**Requirements:** Would you pull out every line of the material that contains the string "count"?

Figure contents as structured data:
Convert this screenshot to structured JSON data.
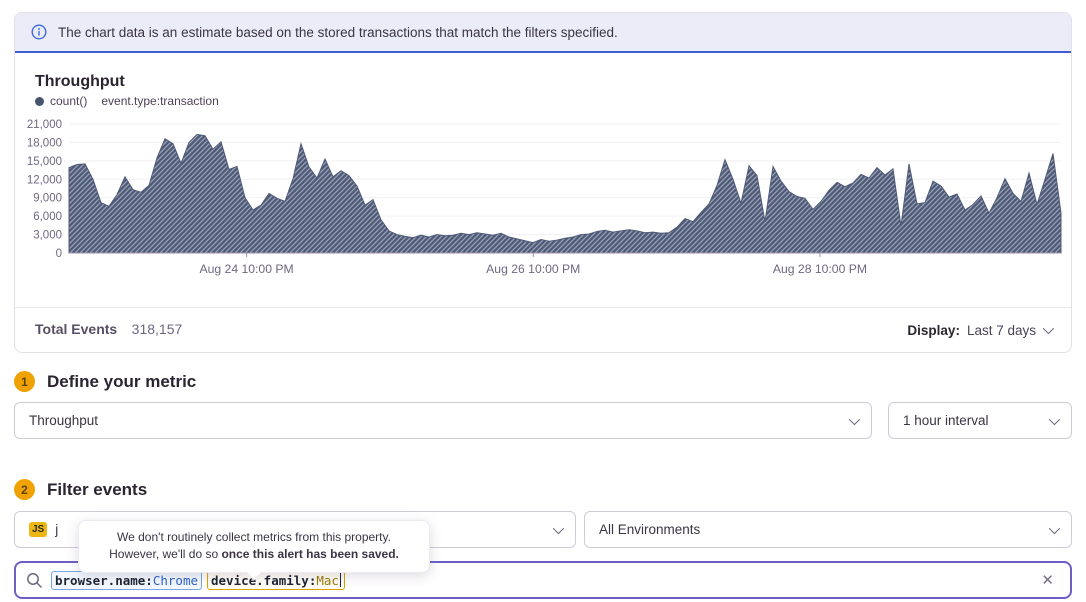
{
  "banner": {
    "text": "The chart data is an estimate based on the stored transactions that match the filters specified."
  },
  "chart": {
    "title": "Throughput",
    "legend_series": "count()",
    "legend_query": "event.type:transaction"
  },
  "chart_data": {
    "type": "area",
    "title": "Throughput",
    "ylabel": "",
    "xlabel": "",
    "ylim": [
      0,
      21000
    ],
    "grid": "horizontal",
    "legend_position": "top-left",
    "y_ticks": [
      "21,000",
      "18,000",
      "15,000",
      "12,000",
      "9,000",
      "6,000",
      "3,000",
      "0"
    ],
    "x_ticks": [
      {
        "label": "Aug 24 10:00 PM",
        "f": 0.179
      },
      {
        "label": "Aug 26 10:00 PM",
        "f": 0.468
      },
      {
        "label": "Aug 28 10:00 PM",
        "f": 0.757
      }
    ],
    "fill_color": "#4e5a77",
    "stripe_color": "#98a1b4",
    "series": [
      {
        "name": "count() event.type:transaction",
        "values": [
          13900,
          14400,
          14500,
          12000,
          8200,
          7600,
          9500,
          12400,
          10300,
          9900,
          11000,
          15500,
          18600,
          17800,
          14600,
          18000,
          19300,
          19100,
          16900,
          18100,
          13600,
          14100,
          9000,
          7000,
          7800,
          9700,
          8900,
          8400,
          12100,
          17800,
          14000,
          12200,
          15300,
          12400,
          13400,
          12600,
          10900,
          7800,
          8700,
          5400,
          3600,
          3000,
          2700,
          2500,
          2900,
          2600,
          3000,
          2800,
          2900,
          3200,
          3000,
          3300,
          3100,
          2900,
          3200,
          2600,
          2300,
          2000,
          1700,
          2200,
          1900,
          2100,
          2400,
          2600,
          3000,
          3100,
          3500,
          3700,
          3400,
          3600,
          3800,
          3600,
          3300,
          3400,
          3200,
          3300,
          4200,
          5600,
          5100,
          6600,
          8000,
          11000,
          15200,
          12000,
          8100,
          14200,
          12600,
          5100,
          14100,
          11700,
          10000,
          9200,
          8900,
          7100,
          8400,
          10200,
          11500,
          10800,
          11400,
          12800,
          12200,
          13900,
          12700,
          13700,
          4400,
          14500,
          8000,
          8200,
          11700,
          10900,
          9100,
          9600,
          7000,
          7900,
          9300,
          6500,
          9000,
          12100,
          9700,
          8400,
          13000,
          7900,
          12000,
          16200,
          6500
        ]
      }
    ]
  },
  "summary": {
    "total_events_label": "Total Events",
    "total_events_value": "318,157",
    "display_label": "Display:",
    "display_value": "Last 7 days"
  },
  "sections": {
    "metric": {
      "number": "1",
      "title": "Define your metric",
      "metric_select": "Throughput",
      "interval_select": "1 hour interval"
    },
    "filter": {
      "number": "2",
      "title": "Filter events",
      "project_badge": "JS",
      "project_visible_text": "j",
      "environment_select": "All Environments"
    }
  },
  "tooltip": {
    "line1": "We don't routinely collect metrics from this property.",
    "line2_prefix": "However, we'll do so ",
    "line2_bold": "once this alert has been saved."
  },
  "search": {
    "tokens": [
      {
        "key": "browser.name:",
        "value": "Chrome"
      },
      {
        "key": "device.family:",
        "value": "Mac"
      }
    ]
  },
  "colors": {
    "accent_purple": "#6d5fc8",
    "banner_blue": "#3f5cd3",
    "badge_amber": "#f0a202",
    "token_blue_border": "#79a7e3",
    "token_amber_border": "#d9a300",
    "chart_fill": "#4e5a77"
  }
}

**Exercise result:**
    "legend_series": "count()",
        "name": "count() event.type:transaction",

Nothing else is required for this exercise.